◆ Stated goal ◆
Quote all of the data that follows exactly as written, skipping the images.

>>>

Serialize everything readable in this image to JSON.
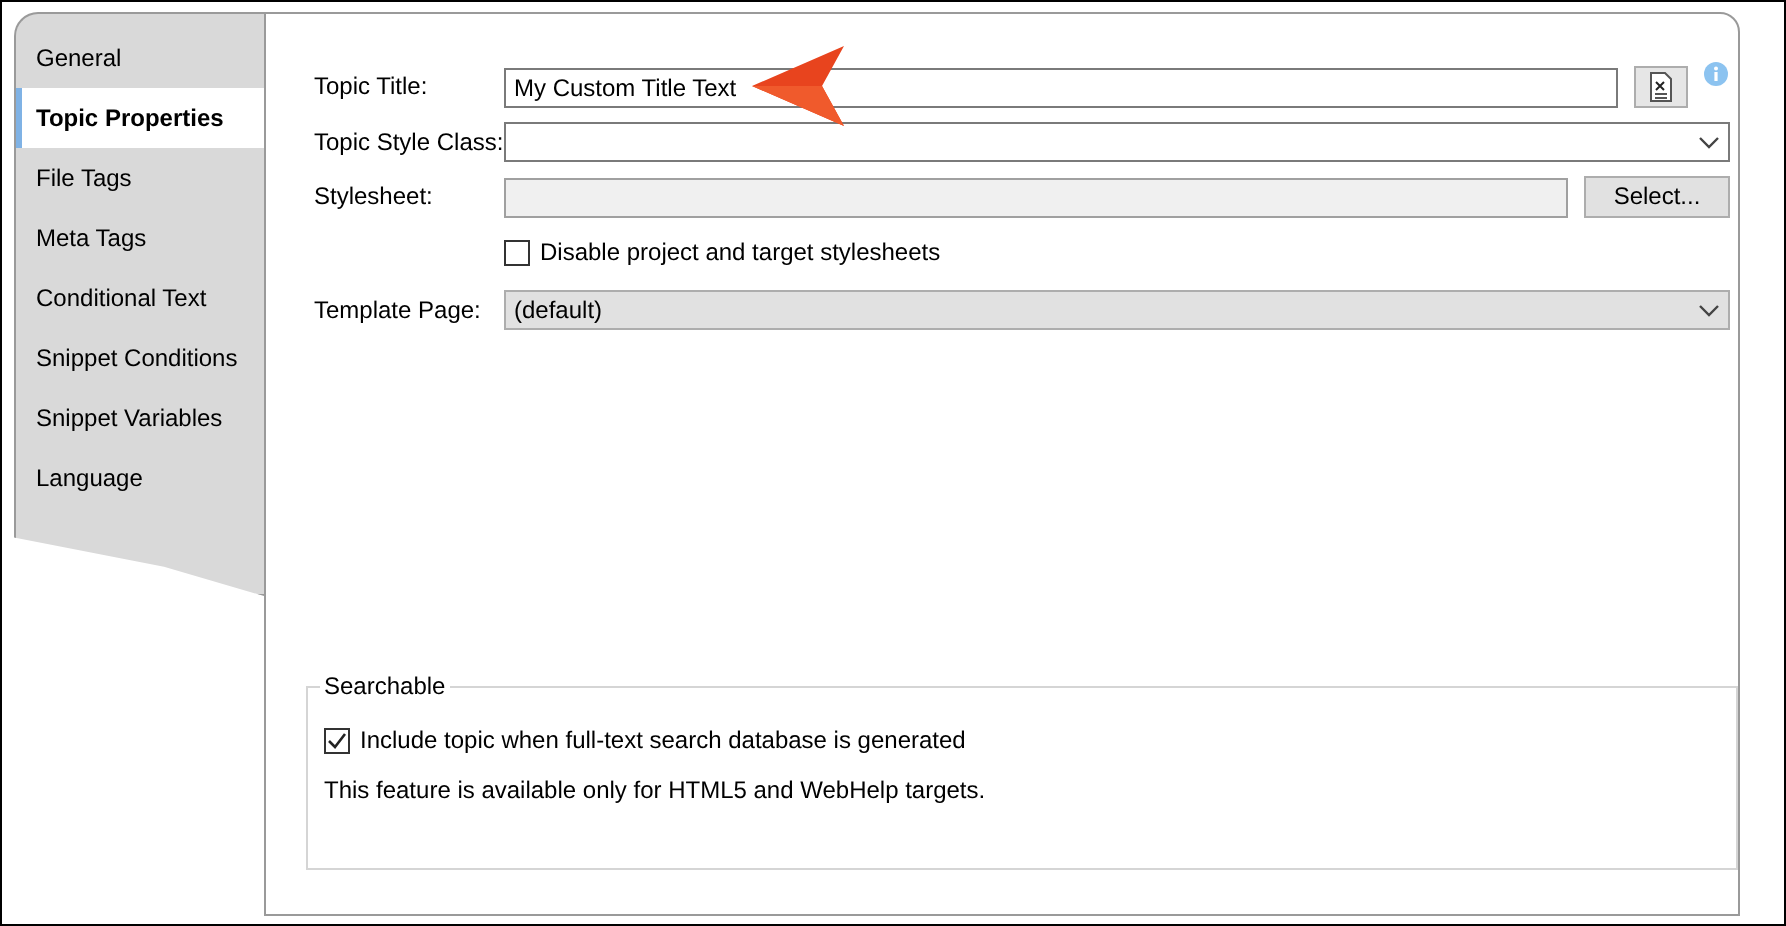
{
  "tabs": [
    {
      "label": "General",
      "selected": false
    },
    {
      "label": "Topic Properties",
      "selected": true
    },
    {
      "label": "File Tags",
      "selected": false
    },
    {
      "label": "Meta Tags",
      "selected": false
    },
    {
      "label": "Conditional Text",
      "selected": false
    },
    {
      "label": "Snippet Conditions",
      "selected": false
    },
    {
      "label": "Snippet Variables",
      "selected": false
    },
    {
      "label": "Language",
      "selected": false
    }
  ],
  "topic_title": {
    "label": "Topic Title:",
    "value": "My Custom Title Text"
  },
  "topic_style_class": {
    "label": "Topic Style Class:"
  },
  "stylesheet": {
    "label": "Stylesheet:",
    "disabled": true,
    "button": "Select..."
  },
  "disable_stylesheets": {
    "label": "Disable project and target stylesheets",
    "checked": false
  },
  "template_page": {
    "label": "Template Page:",
    "value": "(default)",
    "disabled": true
  },
  "searchable": {
    "legend": "Searchable",
    "include": {
      "label": "Include topic when full-text search database is generated",
      "checked": true
    },
    "note": "This feature is available only for HTML5 and WebHelp targets."
  }
}
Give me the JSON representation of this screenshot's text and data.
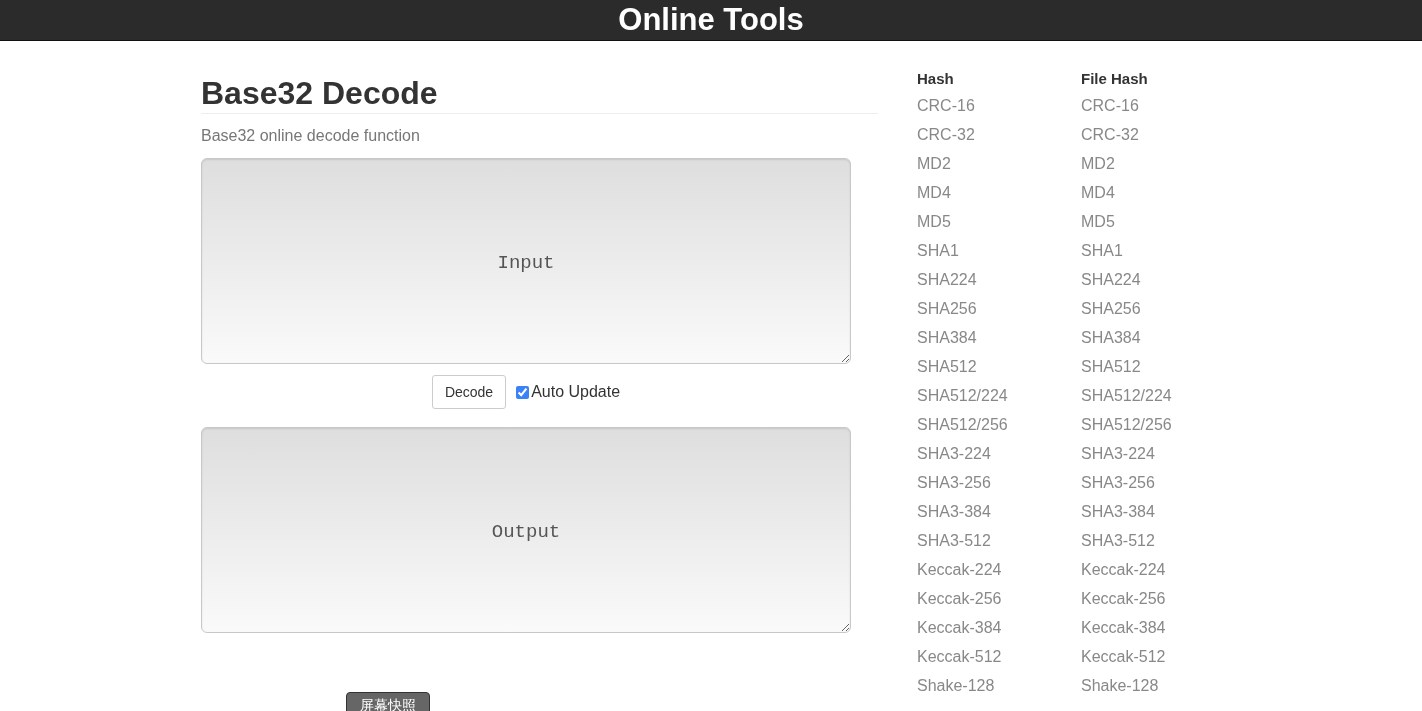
{
  "header": {
    "title": "Online Tools"
  },
  "page": {
    "title": "Base32 Decode",
    "description": "Base32 online decode function"
  },
  "input": {
    "placeholder": "Input"
  },
  "decode_button": "Decode",
  "auto_update": {
    "label": "Auto Update",
    "checked": true
  },
  "output": {
    "placeholder": "Output"
  },
  "screenshot_button": "屏幕快照",
  "sidebar": [
    {
      "heading": "Hash",
      "items": [
        "CRC-16",
        "CRC-32",
        "MD2",
        "MD4",
        "MD5",
        "SHA1",
        "SHA224",
        "SHA256",
        "SHA384",
        "SHA512",
        "SHA512/224",
        "SHA512/256",
        "SHA3-224",
        "SHA3-256",
        "SHA3-384",
        "SHA3-512",
        "Keccak-224",
        "Keccak-256",
        "Keccak-384",
        "Keccak-512",
        "Shake-128"
      ]
    },
    {
      "heading": "File Hash",
      "items": [
        "CRC-16",
        "CRC-32",
        "MD2",
        "MD4",
        "MD5",
        "SHA1",
        "SHA224",
        "SHA256",
        "SHA384",
        "SHA512",
        "SHA512/224",
        "SHA512/256",
        "SHA3-224",
        "SHA3-256",
        "SHA3-384",
        "SHA3-512",
        "Keccak-224",
        "Keccak-256",
        "Keccak-384",
        "Keccak-512",
        "Shake-128"
      ]
    }
  ]
}
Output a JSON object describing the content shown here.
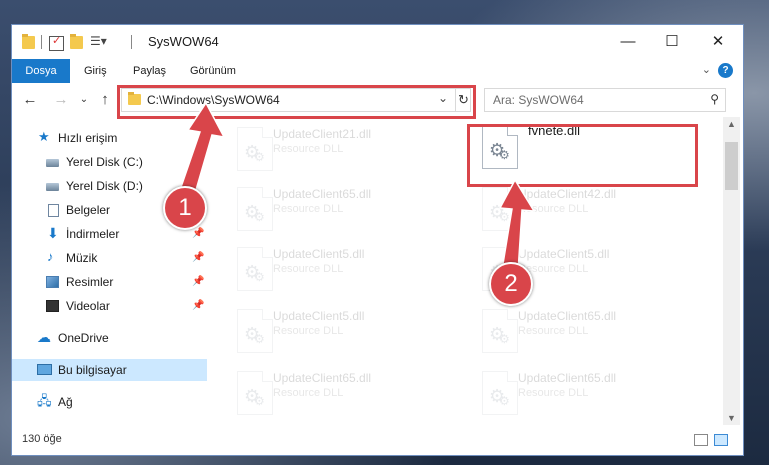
{
  "window": {
    "title": "SysWOW64"
  },
  "ribbon": {
    "tabs": [
      "Dosya",
      "Giriş",
      "Paylaş",
      "Görünüm"
    ]
  },
  "address": {
    "path": "C:\\Windows\\SysWOW64"
  },
  "search": {
    "placeholder": "Ara: SysWOW64"
  },
  "sidebar": {
    "items": [
      {
        "label": "Hızlı erişim"
      },
      {
        "label": "Yerel Disk (C:)"
      },
      {
        "label": "Yerel Disk (D:)"
      },
      {
        "label": "Belgeler"
      },
      {
        "label": "İndirmeler"
      },
      {
        "label": "Müzik"
      },
      {
        "label": "Resimler"
      },
      {
        "label": "Videolar"
      },
      {
        "label": "OneDrive"
      },
      {
        "label": "Bu bilgisayar"
      },
      {
        "label": "Ağ"
      }
    ]
  },
  "files": {
    "left": [
      {
        "name": "UpdateClient21.dll",
        "type": "Resource DLL"
      },
      {
        "name": "UpdateClient65.dll",
        "type": "Resource DLL"
      },
      {
        "name": "UpdateClient5.dll",
        "type": "Resource DLL"
      },
      {
        "name": "UpdateClient5.dll",
        "type": "Resource DLL"
      },
      {
        "name": "UpdateClient65.dll",
        "type": "Resource DLL"
      }
    ],
    "right": [
      {
        "name": "fvnete.dll",
        "type": ""
      },
      {
        "name": "UpdateClient42.dll",
        "type": "Resource DLL"
      },
      {
        "name": "UpdateClient5.dll",
        "type": "Resource DLL"
      },
      {
        "name": "UpdateClient65.dll",
        "type": "Resource DLL"
      },
      {
        "name": "UpdateClient65.dll",
        "type": "Resource DLL"
      }
    ]
  },
  "status": {
    "count": "130 öğe"
  },
  "annotations": {
    "step1": "1",
    "step2": "2"
  },
  "colors": {
    "accent": "#1979ca",
    "highlight": "#d9454a",
    "selection": "#cce8ff"
  }
}
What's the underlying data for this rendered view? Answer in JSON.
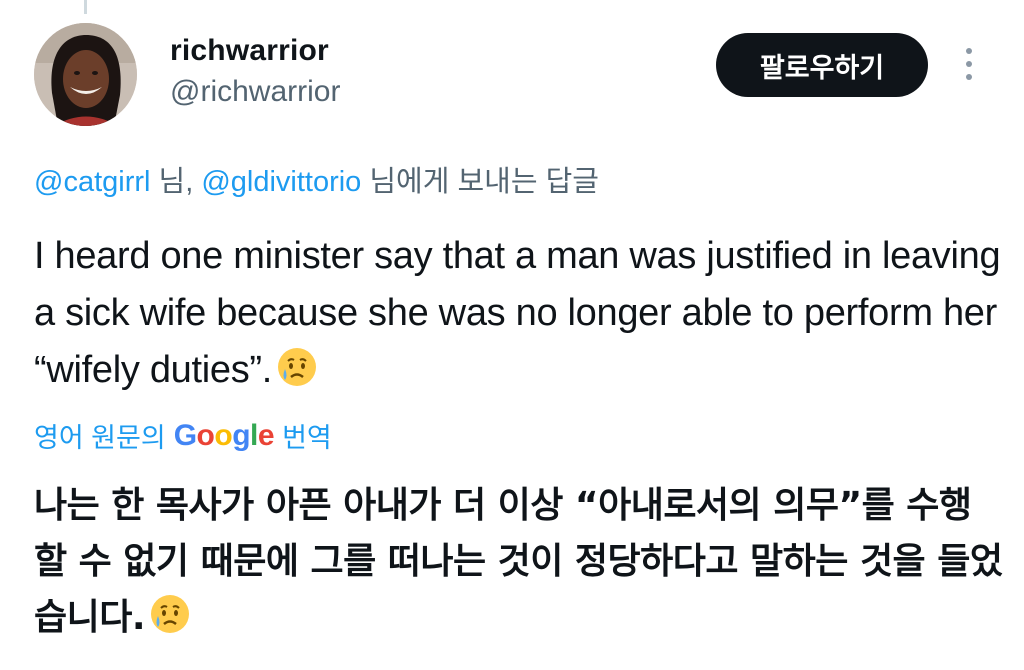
{
  "user": {
    "display_name": "richwarrior",
    "handle": "@richwarrior"
  },
  "follow_button_label": "팔로우하기",
  "more_icon": "more-vertical-icon",
  "reply_context": {
    "mention_1": "@catgirrl",
    "sep_1": " 님, ",
    "mention_2": "@gldivittorio",
    "suffix": " 님에게 보내는 답글"
  },
  "tweet": {
    "text": "I heard one minister say that a man was justified in leaving a sick wife because she was no longer able to perform her “wifely duties”.",
    "emoji": "crying-face-emoji"
  },
  "translation": {
    "prefix": "영어 원문의",
    "google": [
      "G",
      "o",
      "o",
      "g",
      "l",
      "e"
    ],
    "suffix": "번역",
    "text": "나는 한 목사가 아픈 아내가 더 이상 “아내로서의 의무”를 수행할 수 없기 때문에 그를 떠나는 것이 정당하다고 말하는 것을 들었습니다."
  },
  "colors": {
    "link": "#1d9bf0",
    "secondary_text": "#536471",
    "button_bg": "#0f1419"
  }
}
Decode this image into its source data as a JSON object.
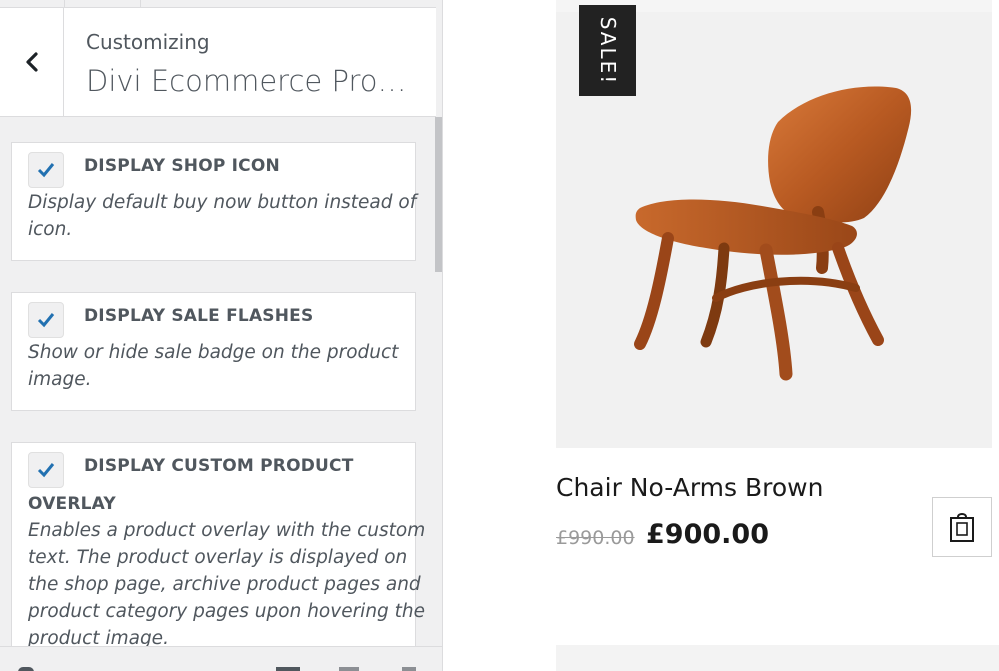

<<<

◆ Result for this task ◆
Serialize everything readable in this image to JSON.
{
  "tabs": [
    {
      "label": "General",
      "selected": false
    },
    {
      "label": "Topic Properties",
      "selected": true
    },
    {
      "label": "File Tags",
      "selected": false
    },
    {
      "label": "Meta Tags",
      "selected": false
    },
    {
      "label": "Conditional Text",
      "selected": false
    },
    {
      "label": "Snippet Conditions",
      "selected": false
    },
    {
      "label": "Snippet Variables",
      "selected": false
    },
    {
      "label": "Language",
      "selected": false
    }
  ],
  "topic_title": {
    "label": "Topic Title:",
    "value": "My Custom Title Text"
  },
  "topic_style_class": {
    "label": "Topic Style Class:"
  },
  "stylesheet": {
    "label": "Stylesheet:",
    "disabled": true,
    "button": "Select..."
  },
  "disable_stylesheets": {
    "label": "Disable project and target stylesheets",
    "checked": false
  },
  "template_page": {
    "label": "Template Page:",
    "value": "(default)",
    "disabled": true
  },
  "searchable": {
    "legend": "Searchable",
    "include": {
      "label": "Include topic when full-text search database is generated",
      "checked": true
    },
    "note": "This feature is available only for HTML5 and WebHelp targets."
  }
}
Give me the JSON representation of this screenshot's text and data.
{
  "header": {
    "title": "Online Tools"
  },
  "page": {
    "title": "Base32 Decode",
    "description": "Base32 online decode function"
  },
  "input": {
    "placeholder": "Input"
  },
  "decode_button": "Decode",
  "auto_update": {
    "label": "Auto Update",
    "checked": true
  },
  "output": {
    "placeholder": "Output"
  },
  "screenshot_button": "屏幕快照",
  "sidebar": [
    {
      "heading": "Hash",
      "items": [
        "CRC-16",
        "CRC-32",
        "MD2",
        "MD4",
        "MD5",
        "SHA1",
        "SHA224",
        "SHA256",
        "SHA384",
        "SHA512",
        "SHA512/224",
        "SHA512/256",
        "SHA3-224",
        "SHA3-256",
        "SHA3-384",
        "SHA3-512",
        "Keccak-224",
        "Keccak-256",
        "Keccak-384",
        "Keccak-512",
        "Shake-128"
      ]
    },
    {
      "heading": "File Hash",
      "items": [
        "CRC-16",
        "CRC-32",
        "MD2",
        "MD4",
        "MD5",
        "SHA1",
        "SHA224",
        "SHA256",
        "SHA384",
        "SHA512",
        "SHA512/224",
        "SHA512/256",
        "SHA3-224",
        "SHA3-256",
        "SHA3-384",
        "SHA3-512",
        "Keccak-224",
        "Keccak-256",
        "Keccak-384",
        "Keccak-512",
        "Shake-128"
      ]
    }
  ]
}
Output a JSON object describing the content shown here.
{
  "window": {
    "title": "SysWOW64"
  },
  "ribbon": {
    "tabs": [
      "Dosya",
      "Giriş",
      "Paylaş",
      "Görünüm"
    ]
  },
  "address": {
    "path": "C:\\Windows\\SysWOW64"
  },
  "search": {
    "placeholder": "Ara: SysWOW64"
  },
  "sidebar": {
    "items": [
      {
        "label": "Hızlı erişim"
      },
      {
        "label": "Yerel Disk (C:)"
      },
      {
        "label": "Yerel Disk (D:)"
      },
      {
        "label": "Belgeler"
      },
      {
        "label": "İndirmeler"
      },
      {
        "label": "Müzik"
      },
      {
        "label": "Resimler"
      },
      {
        "label": "Videolar"
      },
      {
        "label": "OneDrive"
      },
      {
        "label": "Bu bilgisayar"
      },
      {
        "label": "Ağ"
      }
    ]
  },
  "files": {
    "left": [
      {
        "name": "UpdateClient21.dll",
        "type": "Resource DLL"
      },
      {
        "name": "UpdateClient65.dll",
        "type": "Resource DLL"
      },
      {
        "name": "UpdateClient5.dll",
        "type": "Resource DLL"
      },
      {
        "name": "UpdateClient5.dll",
        "type": "Resource DLL"
      },
      {
        "name": "UpdateClient65.dll",
        "type": "Resource DLL"
      }
    ],
    "right": [
      {
        "name": "fvnete.dll",
        "type": ""
      },
      {
        "name": "UpdateClient42.dll",
        "type": "Resource DLL"
      },
      {
        "name": "UpdateClient5.dll",
        "type": "Resource DLL"
      },
      {
        "name": "UpdateClient65.dll",
        "type": "Resource DLL"
      },
      {
        "name": "UpdateClient65.dll",
        "type": "Resource DLL"
      }
    ]
  },
  "status": {
    "count": "130 öğe"
  },
  "annotations": {
    "step1": "1",
    "step2": "2"
  },
  "colors": {
    "accent": "#1979ca",
    "highlight": "#d9454a",
    "selection": "#cce8ff"
  }
}
What's the underlying data for this rendered view? Answer in JSON.
{
  "user": {
    "display_name": "richwarrior",
    "handle": "@richwarrior"
  },
  "follow_button_label": "팔로우하기",
  "more_icon": "more-vertical-icon",
  "reply_context": {
    "mention_1": "@catgirrl",
    "sep_1": " 님, ",
    "mention_2": "@gldivittorio",
    "suffix": " 님에게 보내는 답글"
  },
  "tweet": {
    "text": "I heard one minister say that a man was justified in leaving a sick wife because she was no longer able to perform her “wifely duties”.",
    "emoji": "crying-face-emoji"
  },
  "translation": {
    "prefix": "영어 원문의",
    "google": [
      "G",
      "o",
      "o",
      "g",
      "l",
      "e"
    ],
    "suffix": "번역",
    "text": "나는 한 목사가 아픈 아내가 더 이상 “아내로서의 의무”를 수행할 수 없기 때문에 그를 떠나는 것이 정당하다고 말하는 것을 들었습니다."
  },
  "colors": {
    "link": "#1d9bf0",
    "secondary_text": "#536471",
    "button_bg": "#0f1419"
  }
}
Decode this image into its source data as a JSON object.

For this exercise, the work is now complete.